■ Prompt ■
Please transcribe the Linear Bandits with Memory README word for word, starting with "This repository contains the following" and going on through "1 (left pane).".

This repository contains the code for Linear Bandits with Memory (LBM), to reproduce the experiments presented in a paper currently under submission.
This repository contains the following files:
- exp.py contains the code to reproduce the performance of O3M, OFUL and Greedy on a rotting instance of LBM.
-
model_selection_alpha.py contains the code to reproduce the performance of Bandit Combiner for the setting where the parameter
$\gamma$ is misspecified. -
model_selection_m.py contains the code to reproduce the performance of Bandit Combiner for the setting where the parameter
$m$ is misspecified. - plot.py contains the code to plot the results obtained from exp.py, model_selection_alpha.py, model_selection_m.py,and showed in Fig. 1 (left pane).
-
greedy_subopt_benchmark.py contains the code to reproduce the performance of O3M, Policy
$\pi_2$ , OFUL, and Greedy for the experiment in Fig. 1 (right pane). - plot_greedy_subopt.py contains the code to reproduce the plot in Fig. 1 (right pane).
- regret_rising.py contains the code to reproduce the experiment where we compare the regret of O3M and OM-Block for several time horizons.
- regret_rising_plot.py contains the code to plot the results obtained from regret_rising.py for the experiment in Fig. 2 in the Supplementary Material.
In order to run the experiments presented in Fig. 1 (left pane), run (~2-3 hours):
$ python exp.py
$ python model_selection_alpha.py
$ python model_selection_m.py
$ python plot.pyIn order to run the experiment related to Fig. 1 (right pane), run (~5 mins):
$ python greedy_subopt_benchmark.py
$ python plot_greedy_subopt.pyTo run the additional experiment presented in the Supplementary Material, run the following command (~2 weeks):
$ python regret_rising.py
$ python regret_rising_plot.py

■ Provided material ■
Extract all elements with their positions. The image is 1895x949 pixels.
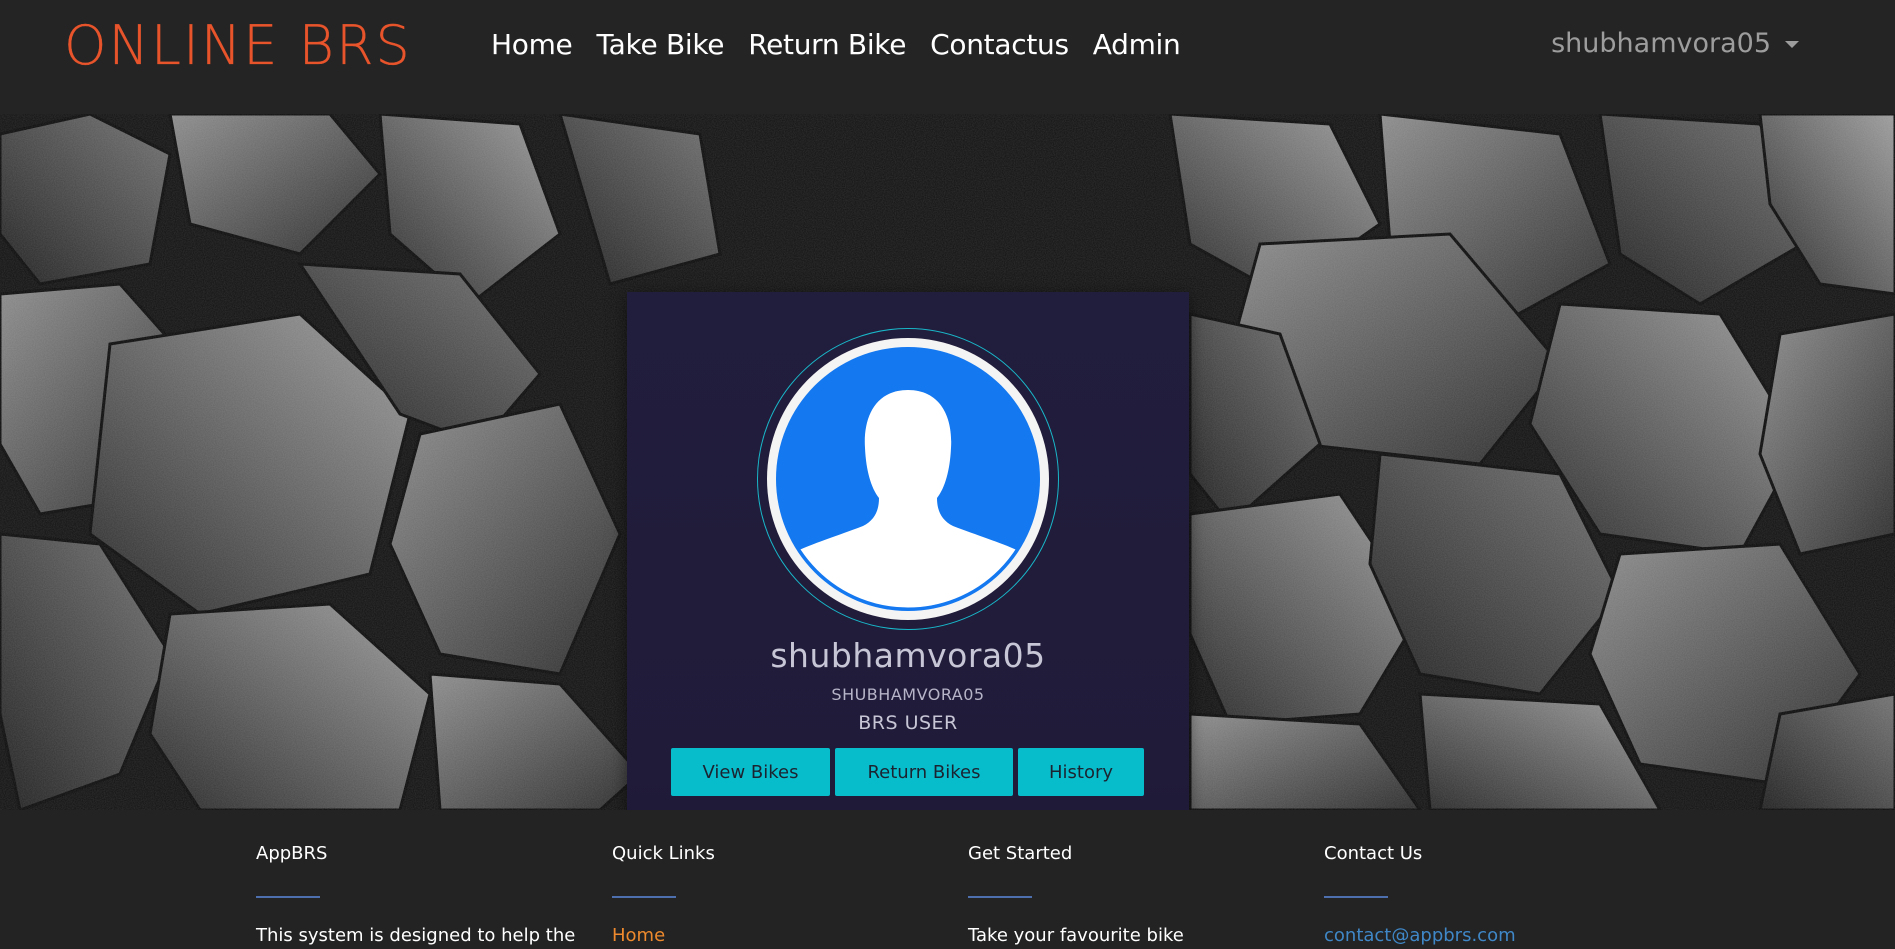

■ Finished task ■
This repository contains the following files:
- exp.py contains the code to reproduce the performance of O3M, OFUL and Greedy on a rotting instance of LBM.
-
model_selection_alpha.py contains the code to reproduce the performance of Bandit Combiner for the setting where the parameter
$\gamma$ is misspecified. -
model_selection_m.py contains the code to reproduce the performance of Bandit Combiner for the setting where the parameter
$m$ is misspecified. - plot.py contains the code to plot the results obtained from exp.py, model_selection_alpha.py, model_selection_m.py,and showed in Fig. 1 (left pane).